▶ [Brief] Could every line of the data be printed exactly as it reads?

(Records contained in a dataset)
┄┄┄┄┄┄┄┄┄┄┄┄┄┄┄┄┄┄┄┄

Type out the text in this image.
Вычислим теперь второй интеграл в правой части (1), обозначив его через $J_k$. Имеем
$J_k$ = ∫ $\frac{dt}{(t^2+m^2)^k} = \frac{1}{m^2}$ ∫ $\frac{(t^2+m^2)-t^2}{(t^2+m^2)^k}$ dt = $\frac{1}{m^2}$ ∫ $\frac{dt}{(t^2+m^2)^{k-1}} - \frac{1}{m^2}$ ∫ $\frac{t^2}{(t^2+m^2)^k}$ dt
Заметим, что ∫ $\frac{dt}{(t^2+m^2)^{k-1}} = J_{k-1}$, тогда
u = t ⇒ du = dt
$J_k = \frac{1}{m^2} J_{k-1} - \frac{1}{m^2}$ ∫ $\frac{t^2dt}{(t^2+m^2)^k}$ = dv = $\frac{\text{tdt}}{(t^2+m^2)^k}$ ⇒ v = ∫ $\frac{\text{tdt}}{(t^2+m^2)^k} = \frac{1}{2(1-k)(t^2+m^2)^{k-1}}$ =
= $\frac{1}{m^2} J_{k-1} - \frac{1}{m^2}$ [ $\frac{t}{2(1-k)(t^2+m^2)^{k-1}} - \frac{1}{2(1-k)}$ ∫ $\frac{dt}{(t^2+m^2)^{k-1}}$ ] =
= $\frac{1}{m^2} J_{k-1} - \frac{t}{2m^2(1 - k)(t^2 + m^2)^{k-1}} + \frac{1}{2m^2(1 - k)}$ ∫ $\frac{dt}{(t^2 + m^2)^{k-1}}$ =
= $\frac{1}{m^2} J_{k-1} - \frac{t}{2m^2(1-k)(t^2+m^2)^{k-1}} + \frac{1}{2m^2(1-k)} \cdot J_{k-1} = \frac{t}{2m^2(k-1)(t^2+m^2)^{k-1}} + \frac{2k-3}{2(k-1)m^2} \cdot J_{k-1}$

┄┄┄┄┄┄┄┄┄┄┄┄┄┄┄┄┄┄┄┄

▶ [The response]
Type out the text in this image.
Вычислим теперь второй интеграл в правой части (1), обозначив его через $J_k$. Имеем
$J_k$ = ∫ $\frac{dt}{(t^2+m^2)^k} = \frac{1}{m^2}$ ∫ $\frac{(t^2+m^2)-t^2}{(t^2+m^2)^k}$ dt = $\frac{1}{m^2}$ ∫ $\frac{dt}{(t^2+m^2)^{k-1}} - \frac{1}{m^2}$ ∫ $\frac{t^2}{(t^2+m^2)^k}$ dt
Заметим, что ∫ $\frac{dt}{(t^2+m^2)^{k-1}} = J_{k-1}$, тогда
u = t ⇒ du = dt
$J_k = \frac{1}{m^2} J_{k-1} - \frac{1}{m^2}$ ∫ $\frac{t^2dt}{(t^2+m^2)^k}$ = dv = $\frac{\text{tdt}}{(t^2+m^2)^k}$ ⇒ v = ∫ $\frac{\text{tdt}}{(t^2+m^2)^k} = \frac{1}{2(1-k)(t^2+m^2)^{k-1}}$ =
= $\frac{1}{m^2} J_{k-1} - \frac{1}{m^2}$ [ $\frac{t}{2(1-k)(t^2+m^2)^{k-1}} - \frac{1}{2(1-k)}$ ∫ $\frac{dt}{(t^2+m^2)^{k-1}}$ ] =
= $\frac{1}{m^2} J_{k-1} - \frac{t}{2m^2(1 - k)(t^2 + m^2)^{k-1}} + \frac{1}{2m^2(1 - k)}$ ∫ $\frac{dt}{(t^2 + m^2)^{k-1}}$ =
= $\frac{1}{m^2} J_{k-1} - \frac{t}{2m^2(1-k)(t^2+m^2)^{k-1}} + \frac{1}{2m^2(1-k)} \cdot J_{k-1} = \frac{t}{2m^2(k-1)(t^2+m^2)^{k-1}} + \frac{2k-3}{2(k-1)m^2} \cdot J_{k-1}$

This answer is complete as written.